## Your objective
Below is a block of records: output all of them exactly and leave out the pictures.

## Items from a data source
═══

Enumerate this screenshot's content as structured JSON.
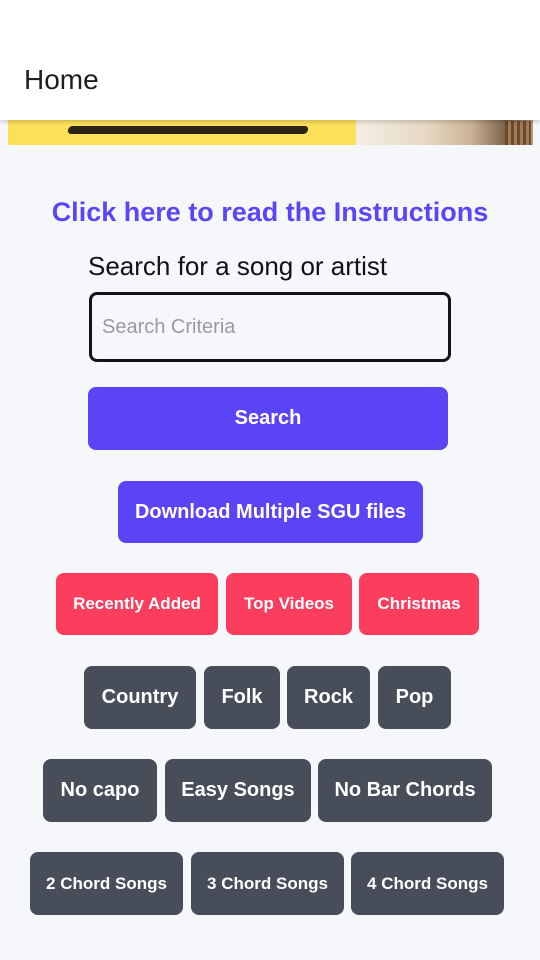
{
  "app_bar": {
    "title": "Home"
  },
  "instructions_link": "Click here to read the Instructions",
  "search": {
    "label": "Search for a song or artist",
    "placeholder": "Search Criteria",
    "value": "",
    "button_label": "Search"
  },
  "download_button_label": "Download Multiple SGU files",
  "category_rows": [
    [
      "Recently Added",
      "Top Videos",
      "Christmas"
    ],
    [
      "Country",
      "Folk",
      "Rock",
      "Pop"
    ],
    [
      "No capo",
      "Easy Songs",
      "No Bar Chords"
    ],
    [
      "2 Chord Songs",
      "3 Chord Songs",
      "4 Chord Songs"
    ]
  ],
  "colors": {
    "accent": "#5a44f5",
    "highlight": "#fb3d5e",
    "neutral_button": "#474e59",
    "background": "#f6f7fb"
  }
}
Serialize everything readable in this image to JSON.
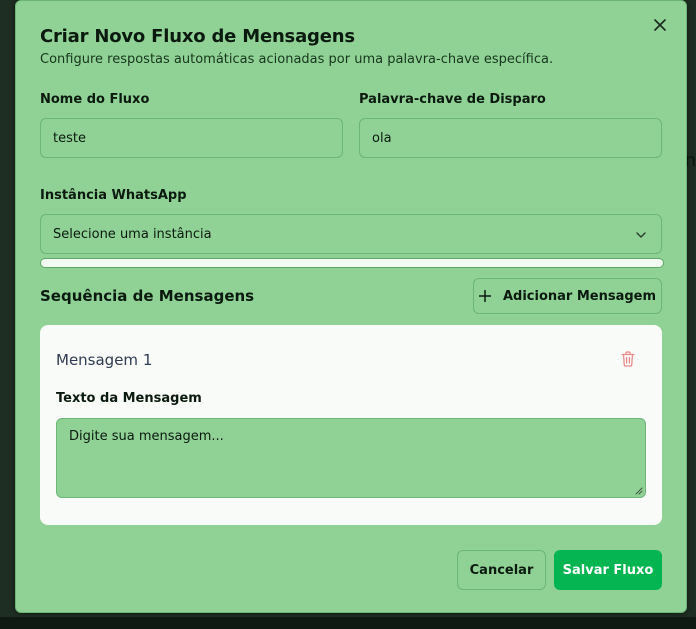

═══

## Written answer
Enumerate this screenshot's content as structured JSON.
{
  "app_bar": {
    "title": "Home"
  },
  "instructions_link": "Click here to read the Instructions",
  "search": {
    "label": "Search for a song or artist",
    "placeholder": "Search Criteria",
    "value": "",
    "button_label": "Search"
  },
  "download_button_label": "Download Multiple SGU files",
  "category_rows": [
    [
      "Recently Added",
      "Top Videos",
      "Christmas"
    ],
    [
      "Country",
      "Folk",
      "Rock",
      "Pop"
    ],
    [
      "No capo",
      "Easy Songs",
      "No Bar Chords"
    ],
    [
      "2 Chord Songs",
      "3 Chord Songs",
      "4 Chord Songs"
    ]
  ],
  "colors": {
    "accent": "#5a44f5",
    "highlight": "#fb3d5e",
    "neutral_button": "#474e59",
    "background": "#f6f7fb"
  }
}
Serialize everything readable in this image to JSON.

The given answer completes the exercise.